Objective >> How many of the lines below include "title"? Give the number and no other words.

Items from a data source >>
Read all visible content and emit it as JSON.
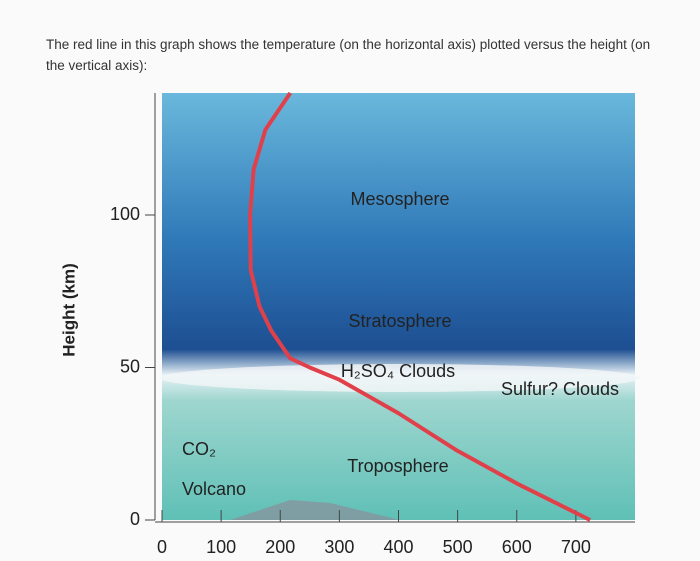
{
  "intro": "The red line in this graph shows the temperature (on the horizontal axis) plotted versus the height (on the vertical axis):",
  "chart_data": {
    "type": "line",
    "y_label": "Height (km)",
    "x": [
      724,
      600,
      497,
      400,
      300,
      250,
      217,
      185,
      165,
      150,
      149,
      155,
      175,
      217
    ],
    "series": [
      {
        "color": "#e0404a",
        "values": [
          0,
          12,
          23,
          35,
          46,
          50,
          53,
          62,
          70,
          82,
          100,
          115,
          128,
          140
        ]
      }
    ],
    "xlim": [
      0,
      800
    ],
    "xticks": [
      0,
      100,
      200,
      300,
      400,
      500,
      600,
      700
    ],
    "ylim": [
      0,
      140
    ],
    "yticks": [
      0,
      50,
      100
    ],
    "annotations": [
      "Mesosphere",
      "Stratosphere",
      "H₂SO₄ Clouds",
      "Sulfur? Clouds",
      "Troposphere",
      "CO₂",
      "Volcano"
    ]
  }
}
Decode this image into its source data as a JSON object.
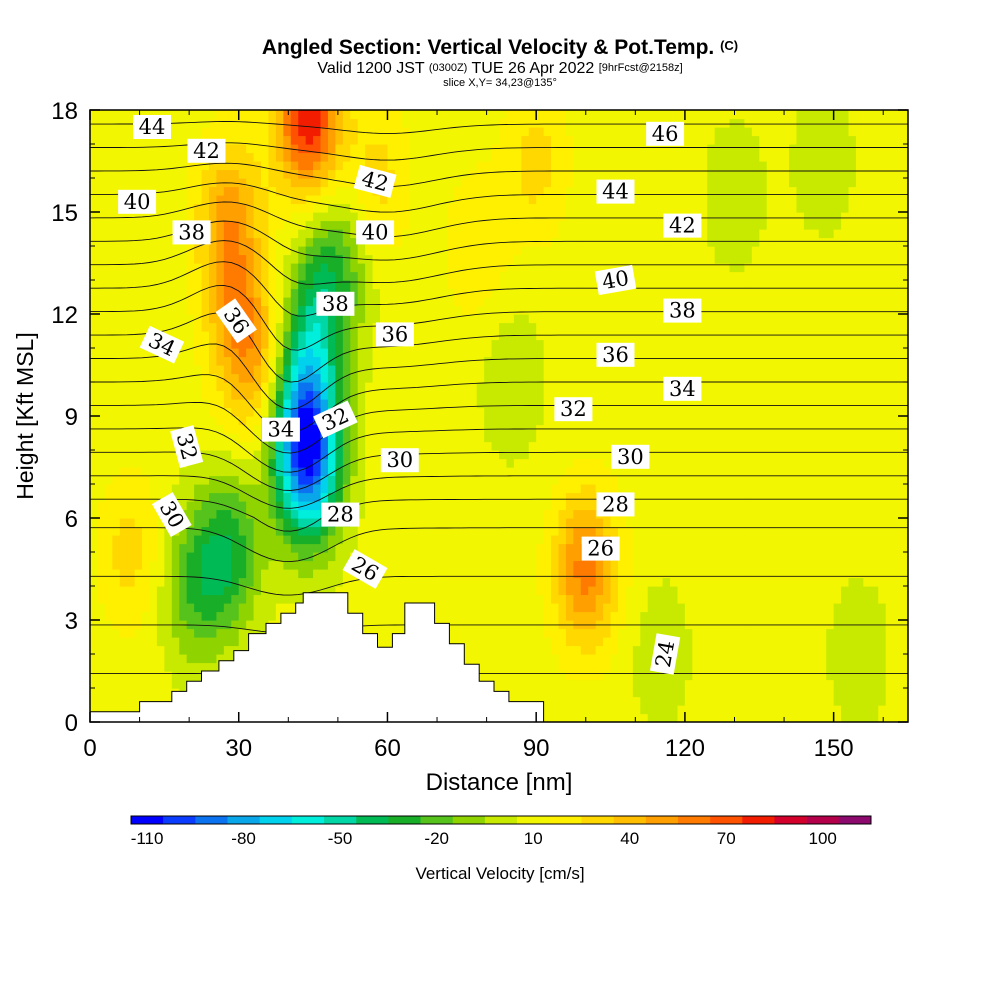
{
  "title": {
    "main": "Angled Section: Vertical Velocity & Pot.Temp.",
    "copyright": "(C)",
    "valid_prefix": "Valid 1200 JST",
    "valid_utc": "(0300Z)",
    "valid_date": "TUE 26 Apr 2022",
    "forecast": "[9hrFcst@2158z]",
    "slice": "slice X,Y= 34,23@135°"
  },
  "colorbar": {
    "title": "Vertical Velocity [cm/s]",
    "tick_labels": [
      "-110",
      "-80",
      "-50",
      "-20",
      "10",
      "40",
      "70",
      "100"
    ],
    "tick_values": [
      -110,
      -80,
      -50,
      -20,
      10,
      40,
      70,
      100
    ],
    "min": -115,
    "max": 115,
    "step": 10,
    "colors": [
      "#0000ff",
      "#0a3cff",
      "#0b72f0",
      "#09a7ea",
      "#00d2ee",
      "#00eedc",
      "#00d6a6",
      "#00bb55",
      "#18ae28",
      "#55c31c",
      "#8fd400",
      "#c8ea00",
      "#f2f600",
      "#fff000",
      "#ffd800",
      "#ffbe00",
      "#ffa000",
      "#ff7b00",
      "#ff5200",
      "#f21d00",
      "#d4002c",
      "#b4004a",
      "#8c0a6e"
    ]
  },
  "chart_data": {
    "type": "heatmap",
    "title": "Angled Section: Vertical Velocity & Pot.Temp.",
    "xlabel": "Distance [nm]",
    "ylabel": "Height [Kft MSL]",
    "xlim": [
      0,
      165
    ],
    "ylim": [
      0,
      18
    ],
    "x_ticks": [
      0,
      30,
      60,
      90,
      120,
      150
    ],
    "y_ticks": [
      0,
      3,
      6,
      9,
      12,
      15,
      18
    ],
    "x_tick_labels": [
      "0",
      "30",
      "60",
      "90",
      "120",
      "150"
    ],
    "y_tick_labels": [
      "0",
      "3",
      "6",
      "9",
      "12",
      "15",
      "18"
    ],
    "field": "Vertical Velocity [cm/s]",
    "velocity_features": [
      {
        "x": 44,
        "y": 17.8,
        "value": 75
      },
      {
        "x": 28,
        "y": 14.8,
        "value": 40
      },
      {
        "x": 30,
        "y": 11.8,
        "value": 35
      },
      {
        "x": 34,
        "y": 10.2,
        "value": 25
      },
      {
        "x": 44,
        "y": 7.5,
        "value": -90
      },
      {
        "x": 43,
        "y": 9.4,
        "value": -60
      },
      {
        "x": 28,
        "y": 5.0,
        "value": -40
      },
      {
        "x": 21,
        "y": 4.0,
        "value": -30
      },
      {
        "x": 46,
        "y": 12.0,
        "value": -35
      },
      {
        "x": 50,
        "y": 13.6,
        "value": -25
      },
      {
        "x": 100,
        "y": 4.5,
        "value": 50
      },
      {
        "x": 58,
        "y": 16.0,
        "value": 20
      },
      {
        "x": 78,
        "y": 14.0,
        "value": 15
      },
      {
        "x": 90,
        "y": 16.5,
        "value": 20
      },
      {
        "x": 8,
        "y": 5.0,
        "value": 20
      },
      {
        "x": 148,
        "y": 16.5,
        "value": -10
      },
      {
        "x": 130,
        "y": 15.5,
        "value": -10
      },
      {
        "x": 85,
        "y": 10.0,
        "value": -12
      },
      {
        "x": 115,
        "y": 2.0,
        "value": -10
      },
      {
        "x": 155,
        "y": 2.0,
        "value": -10
      },
      {
        "x": 155,
        "y": 10.0,
        "value": 5
      }
    ],
    "isentropes": {
      "values": [
        24,
        25,
        26,
        27,
        28,
        29,
        30,
        31,
        32,
        33,
        34,
        35,
        36,
        37,
        38,
        39,
        40,
        41,
        42,
        43,
        44,
        45,
        46
      ]
    },
    "isentrope_labels": [
      {
        "text": "44",
        "x": 12.5,
        "y": 17.5,
        "rotation": 0
      },
      {
        "text": "42",
        "x": 23.5,
        "y": 16.8,
        "rotation": 0
      },
      {
        "text": "40",
        "x": 9.5,
        "y": 15.3,
        "rotation": 0
      },
      {
        "text": "38",
        "x": 20.5,
        "y": 14.4,
        "rotation": 0
      },
      {
        "text": "36",
        "x": 29.5,
        "y": 11.8,
        "rotation": 55
      },
      {
        "text": "34",
        "x": 14.5,
        "y": 11.1,
        "rotation": 25
      },
      {
        "text": "32",
        "x": 19.5,
        "y": 8.1,
        "rotation": 75
      },
      {
        "text": "30",
        "x": 16.5,
        "y": 6.1,
        "rotation": 60
      },
      {
        "text": "34",
        "x": 38.5,
        "y": 8.6,
        "rotation": 0
      },
      {
        "text": "32",
        "x": 49.5,
        "y": 8.9,
        "rotation": -25
      },
      {
        "text": "38",
        "x": 49.5,
        "y": 12.3,
        "rotation": 0
      },
      {
        "text": "36",
        "x": 61.5,
        "y": 11.4,
        "rotation": 0
      },
      {
        "text": "30",
        "x": 62.5,
        "y": 7.7,
        "rotation": 0
      },
      {
        "text": "28",
        "x": 50.5,
        "y": 6.1,
        "rotation": 0
      },
      {
        "text": "26",
        "x": 55.5,
        "y": 4.5,
        "rotation": 30
      },
      {
        "text": "42",
        "x": 57.5,
        "y": 15.9,
        "rotation": 15
      },
      {
        "text": "40",
        "x": 57.5,
        "y": 14.4,
        "rotation": 0
      },
      {
        "text": "46",
        "x": 116.0,
        "y": 17.3,
        "rotation": 0
      },
      {
        "text": "44",
        "x": 106.0,
        "y": 15.6,
        "rotation": 0
      },
      {
        "text": "42",
        "x": 119.5,
        "y": 14.6,
        "rotation": 0
      },
      {
        "text": "40",
        "x": 106.0,
        "y": 13.0,
        "rotation": -10
      },
      {
        "text": "38",
        "x": 119.5,
        "y": 12.1,
        "rotation": 0
      },
      {
        "text": "36",
        "x": 106.0,
        "y": 10.8,
        "rotation": 0
      },
      {
        "text": "34",
        "x": 119.5,
        "y": 9.8,
        "rotation": 0
      },
      {
        "text": "32",
        "x": 97.5,
        "y": 9.2,
        "rotation": 0
      },
      {
        "text": "30",
        "x": 109.0,
        "y": 7.8,
        "rotation": 0
      },
      {
        "text": "28",
        "x": 106.0,
        "y": 6.4,
        "rotation": 0
      },
      {
        "text": "26",
        "x": 103.0,
        "y": 5.1,
        "rotation": 0
      },
      {
        "text": "24",
        "x": 116.0,
        "y": 2.0,
        "rotation": -80
      }
    ],
    "terrain": [
      [
        0,
        0.3
      ],
      [
        10,
        0.3
      ],
      [
        10,
        0.6
      ],
      [
        16.5,
        0.6
      ],
      [
        16.5,
        0.9
      ],
      [
        19.5,
        0.9
      ],
      [
        19.5,
        1.2
      ],
      [
        22.5,
        1.2
      ],
      [
        22.5,
        1.5
      ],
      [
        26,
        1.5
      ],
      [
        26,
        1.8
      ],
      [
        29,
        1.8
      ],
      [
        29,
        2.1
      ],
      [
        32,
        2.1
      ],
      [
        32,
        2.6
      ],
      [
        35.5,
        2.6
      ],
      [
        35.5,
        2.9
      ],
      [
        38.5,
        2.9
      ],
      [
        38.5,
        3.2
      ],
      [
        41.5,
        3.2
      ],
      [
        41.5,
        3.5
      ],
      [
        43,
        3.5
      ],
      [
        43,
        3.8
      ],
      [
        52,
        3.8
      ],
      [
        52,
        3.2
      ],
      [
        55,
        3.2
      ],
      [
        55,
        2.6
      ],
      [
        58,
        2.6
      ],
      [
        58,
        2.2
      ],
      [
        61,
        2.2
      ],
      [
        61,
        2.6
      ],
      [
        63.5,
        2.6
      ],
      [
        63.5,
        3.5
      ],
      [
        69.5,
        3.5
      ],
      [
        69.5,
        2.9
      ],
      [
        72.5,
        2.9
      ],
      [
        72.5,
        2.3
      ],
      [
        75.5,
        2.3
      ],
      [
        75.5,
        1.7
      ],
      [
        78.5,
        1.7
      ],
      [
        78.5,
        1.2
      ],
      [
        81.5,
        1.2
      ],
      [
        81.5,
        0.9
      ],
      [
        84.5,
        0.9
      ],
      [
        84.5,
        0.6
      ],
      [
        91.5,
        0.6
      ],
      [
        91.5,
        0
      ],
      [
        0,
        0
      ]
    ]
  }
}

Answer to this problem >> 3